#### [Dataset excerpts]
____

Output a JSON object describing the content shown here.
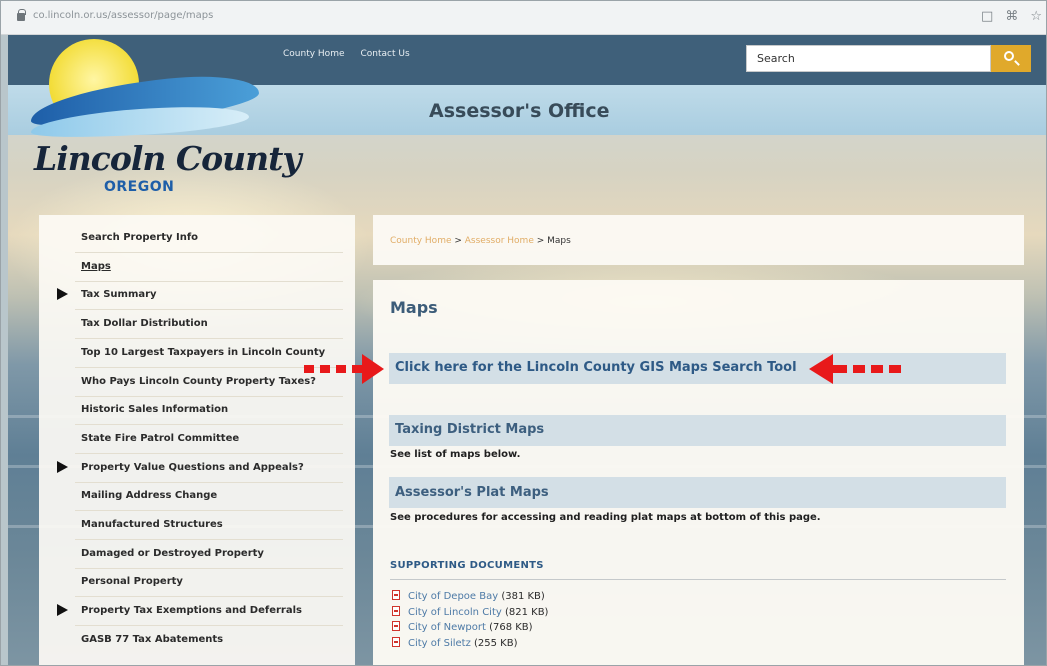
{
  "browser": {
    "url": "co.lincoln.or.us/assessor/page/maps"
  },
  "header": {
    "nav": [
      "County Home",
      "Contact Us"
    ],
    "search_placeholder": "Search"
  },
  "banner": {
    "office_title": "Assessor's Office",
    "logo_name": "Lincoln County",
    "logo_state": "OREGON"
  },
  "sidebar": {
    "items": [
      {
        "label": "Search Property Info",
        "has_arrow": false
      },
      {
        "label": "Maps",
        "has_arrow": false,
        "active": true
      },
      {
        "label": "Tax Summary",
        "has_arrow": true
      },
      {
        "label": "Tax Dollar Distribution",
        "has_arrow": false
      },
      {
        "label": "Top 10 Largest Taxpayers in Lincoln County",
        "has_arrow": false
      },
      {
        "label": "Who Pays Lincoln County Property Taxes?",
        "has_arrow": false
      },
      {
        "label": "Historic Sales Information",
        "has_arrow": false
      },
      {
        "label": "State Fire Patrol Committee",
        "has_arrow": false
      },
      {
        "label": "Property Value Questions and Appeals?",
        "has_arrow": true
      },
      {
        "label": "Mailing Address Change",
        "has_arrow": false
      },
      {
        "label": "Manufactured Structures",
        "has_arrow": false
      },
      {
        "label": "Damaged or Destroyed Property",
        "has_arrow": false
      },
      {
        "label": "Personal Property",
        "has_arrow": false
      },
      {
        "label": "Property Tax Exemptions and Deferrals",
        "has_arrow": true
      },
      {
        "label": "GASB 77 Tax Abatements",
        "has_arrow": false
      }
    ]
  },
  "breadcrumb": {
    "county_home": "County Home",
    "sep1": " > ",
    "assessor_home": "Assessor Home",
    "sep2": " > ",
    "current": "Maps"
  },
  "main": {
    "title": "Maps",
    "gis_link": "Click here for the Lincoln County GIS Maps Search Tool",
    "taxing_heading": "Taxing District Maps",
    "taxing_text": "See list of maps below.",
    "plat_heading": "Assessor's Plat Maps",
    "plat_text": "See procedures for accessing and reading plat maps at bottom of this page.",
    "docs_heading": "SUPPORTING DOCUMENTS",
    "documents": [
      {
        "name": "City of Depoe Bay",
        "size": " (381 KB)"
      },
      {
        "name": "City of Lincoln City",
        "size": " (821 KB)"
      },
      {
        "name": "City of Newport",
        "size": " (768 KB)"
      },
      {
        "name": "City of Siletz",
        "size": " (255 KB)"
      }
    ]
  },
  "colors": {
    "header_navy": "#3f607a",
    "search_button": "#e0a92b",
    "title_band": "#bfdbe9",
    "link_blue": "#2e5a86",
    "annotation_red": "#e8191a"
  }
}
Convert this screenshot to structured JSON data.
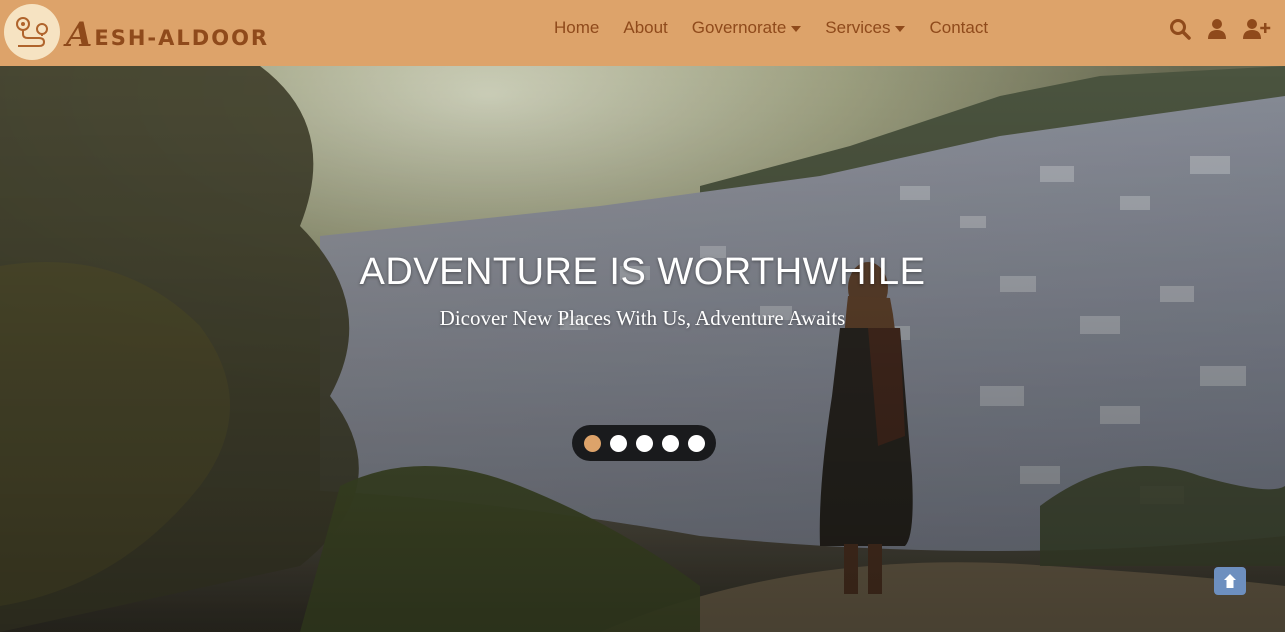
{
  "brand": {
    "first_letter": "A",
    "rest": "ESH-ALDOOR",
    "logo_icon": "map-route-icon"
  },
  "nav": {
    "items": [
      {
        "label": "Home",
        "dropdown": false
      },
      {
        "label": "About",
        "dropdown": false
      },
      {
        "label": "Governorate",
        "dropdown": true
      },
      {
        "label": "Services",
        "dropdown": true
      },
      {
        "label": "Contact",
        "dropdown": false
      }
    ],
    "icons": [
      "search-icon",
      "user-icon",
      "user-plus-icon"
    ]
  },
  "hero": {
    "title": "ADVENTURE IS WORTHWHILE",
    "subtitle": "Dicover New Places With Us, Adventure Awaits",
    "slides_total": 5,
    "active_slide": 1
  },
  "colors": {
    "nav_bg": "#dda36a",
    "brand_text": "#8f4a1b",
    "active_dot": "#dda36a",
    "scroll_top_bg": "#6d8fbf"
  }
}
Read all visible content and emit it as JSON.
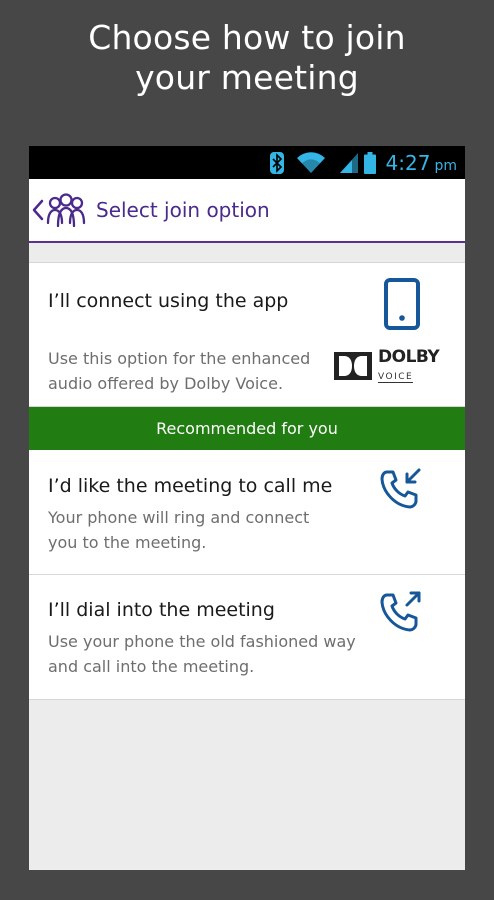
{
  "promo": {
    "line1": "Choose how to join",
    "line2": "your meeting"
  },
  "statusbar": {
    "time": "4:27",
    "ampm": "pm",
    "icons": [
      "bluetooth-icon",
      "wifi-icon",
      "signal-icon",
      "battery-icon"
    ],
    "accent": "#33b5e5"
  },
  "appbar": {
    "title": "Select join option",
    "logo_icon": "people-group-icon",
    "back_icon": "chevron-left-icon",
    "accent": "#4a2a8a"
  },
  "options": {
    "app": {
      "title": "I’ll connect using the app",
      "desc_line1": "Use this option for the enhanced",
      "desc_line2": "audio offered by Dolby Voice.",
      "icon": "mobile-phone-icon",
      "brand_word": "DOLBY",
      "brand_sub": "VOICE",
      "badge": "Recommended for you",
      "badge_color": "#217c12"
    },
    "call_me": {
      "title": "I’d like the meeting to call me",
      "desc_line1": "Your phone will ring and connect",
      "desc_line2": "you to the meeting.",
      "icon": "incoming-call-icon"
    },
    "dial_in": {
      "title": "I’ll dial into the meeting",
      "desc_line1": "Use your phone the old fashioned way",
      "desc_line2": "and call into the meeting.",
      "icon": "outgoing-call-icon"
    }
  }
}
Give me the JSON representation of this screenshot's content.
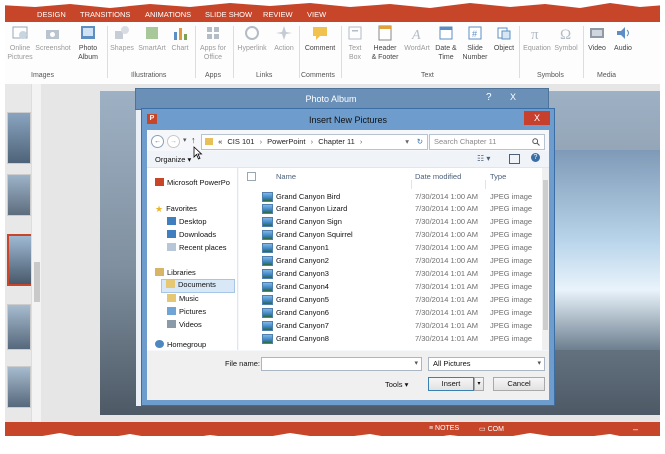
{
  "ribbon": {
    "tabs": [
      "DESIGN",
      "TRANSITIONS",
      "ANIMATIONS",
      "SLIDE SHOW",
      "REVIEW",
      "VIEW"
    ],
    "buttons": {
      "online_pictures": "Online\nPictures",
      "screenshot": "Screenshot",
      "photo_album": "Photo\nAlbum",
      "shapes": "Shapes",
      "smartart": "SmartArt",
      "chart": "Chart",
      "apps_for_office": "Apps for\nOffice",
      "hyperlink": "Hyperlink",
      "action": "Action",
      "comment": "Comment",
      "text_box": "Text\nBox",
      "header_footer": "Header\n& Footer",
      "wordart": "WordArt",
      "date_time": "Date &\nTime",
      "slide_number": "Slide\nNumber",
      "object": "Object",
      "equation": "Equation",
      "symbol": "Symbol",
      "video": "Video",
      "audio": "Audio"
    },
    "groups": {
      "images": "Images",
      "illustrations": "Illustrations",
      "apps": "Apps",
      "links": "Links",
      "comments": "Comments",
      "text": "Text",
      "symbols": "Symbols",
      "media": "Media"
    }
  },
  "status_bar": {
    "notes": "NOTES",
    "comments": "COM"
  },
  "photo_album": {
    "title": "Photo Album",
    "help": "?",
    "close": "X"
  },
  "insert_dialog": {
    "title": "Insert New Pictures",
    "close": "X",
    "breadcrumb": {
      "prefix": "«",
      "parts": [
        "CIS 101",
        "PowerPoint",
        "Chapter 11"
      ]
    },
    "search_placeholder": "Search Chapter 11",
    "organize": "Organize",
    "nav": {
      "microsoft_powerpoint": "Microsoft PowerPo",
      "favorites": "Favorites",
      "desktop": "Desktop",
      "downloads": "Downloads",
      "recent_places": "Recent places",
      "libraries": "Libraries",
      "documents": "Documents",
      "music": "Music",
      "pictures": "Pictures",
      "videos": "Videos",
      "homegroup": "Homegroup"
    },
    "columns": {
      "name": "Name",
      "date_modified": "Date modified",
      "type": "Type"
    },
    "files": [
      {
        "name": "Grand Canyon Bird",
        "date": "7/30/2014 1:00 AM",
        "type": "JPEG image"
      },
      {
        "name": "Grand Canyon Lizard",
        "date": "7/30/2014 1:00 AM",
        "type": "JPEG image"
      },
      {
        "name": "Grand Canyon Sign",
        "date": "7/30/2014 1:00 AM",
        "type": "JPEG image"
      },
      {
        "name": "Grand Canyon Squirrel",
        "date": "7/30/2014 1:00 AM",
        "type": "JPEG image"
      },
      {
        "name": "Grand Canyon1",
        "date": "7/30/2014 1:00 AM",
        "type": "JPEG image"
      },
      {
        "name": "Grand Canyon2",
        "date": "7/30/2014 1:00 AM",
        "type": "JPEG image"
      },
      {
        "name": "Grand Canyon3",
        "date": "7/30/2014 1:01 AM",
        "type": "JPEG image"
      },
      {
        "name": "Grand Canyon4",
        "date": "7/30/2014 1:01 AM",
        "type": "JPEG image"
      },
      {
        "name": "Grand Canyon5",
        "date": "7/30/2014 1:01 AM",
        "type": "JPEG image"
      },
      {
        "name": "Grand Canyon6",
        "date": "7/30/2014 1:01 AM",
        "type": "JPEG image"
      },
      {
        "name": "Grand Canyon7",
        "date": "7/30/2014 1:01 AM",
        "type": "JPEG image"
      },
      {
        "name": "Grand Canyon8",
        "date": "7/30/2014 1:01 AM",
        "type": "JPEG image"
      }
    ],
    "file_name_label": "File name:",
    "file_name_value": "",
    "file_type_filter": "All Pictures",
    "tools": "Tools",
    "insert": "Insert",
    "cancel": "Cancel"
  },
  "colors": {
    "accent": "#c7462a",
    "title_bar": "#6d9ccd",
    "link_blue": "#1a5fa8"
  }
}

____

#### [Written request]
Show the lines of the records that contain the word "accent".

#### [Task solution]
    "accent": "#33b5e5"
    "accent": "#4a2a8a"
    "accent": "#c7462a",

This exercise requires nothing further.